◆ EXERCISE PROMPT ◆
Reproduce every entry that follows word for word, but omit the images.

==*==

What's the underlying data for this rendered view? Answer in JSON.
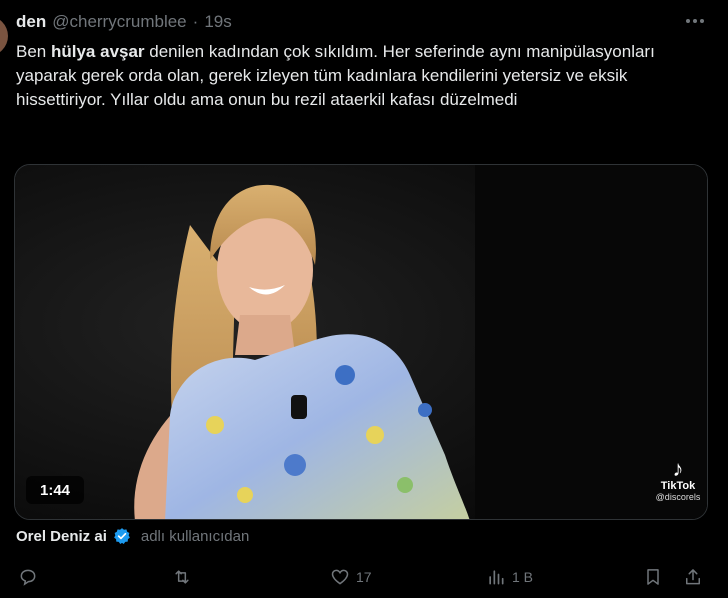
{
  "tweet": {
    "display_name": "den",
    "handle": "@cherrycrumblee",
    "separator": "·",
    "time": "19s",
    "text": {
      "intro": "Ben ",
      "bold_name": "hülya avşar",
      "rest": " denilen kadından çok sıkıldım. Her seferinde aynı manipülasyonları yaparak gerek orda olan, gerek izleyen tüm kadınlara kendilerini yetersiz ve eksik hissettiriyor. Yıllar oldu ama onun bu rezil ataerkil kafası düzelmedi"
    }
  },
  "media": {
    "duration": "1:44",
    "watermark": {
      "logo": "♪",
      "brand": "TikTok",
      "user": "@discorels"
    }
  },
  "credit": {
    "name": "Orel Deniz ai",
    "suffix": "adlı kullanıcıdan"
  },
  "actions": {
    "likes": "17",
    "views": "1 B"
  },
  "colors": {
    "background": "#000000",
    "text": "#e7e9ea",
    "muted": "#71767b",
    "verified": "#1d9bf0"
  }
}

==*==

◆ ANSWER IN FULL ◆
What's the underlying data for this rendered view? Answer in JSON.
{
  "tweet": {
    "display_name": "den",
    "handle": "@cherrycrumblee",
    "separator": "·",
    "time": "19s",
    "text": {
      "intro": "Ben ",
      "bold_name": "hülya avşar",
      "rest": " denilen kadından çok sıkıldım. Her seferinde aynı manipülasyonları yaparak gerek orda olan, gerek izleyen tüm kadınlara kendilerini yetersiz ve eksik hissettiriyor. Yıllar oldu ama onun bu rezil ataerkil kafası düzelmedi"
    }
  },
  "media": {
    "duration": "1:44",
    "watermark": {
      "logo": "♪",
      "brand": "TikTok",
      "user": "@discorels"
    }
  },
  "credit": {
    "name": "Orel Deniz ai",
    "suffix": "adlı kullanıcıdan"
  },
  "actions": {
    "likes": "17",
    "views": "1 B"
  },
  "colors": {
    "background": "#000000",
    "text": "#e7e9ea",
    "muted": "#71767b",
    "verified": "#1d9bf0"
  }
}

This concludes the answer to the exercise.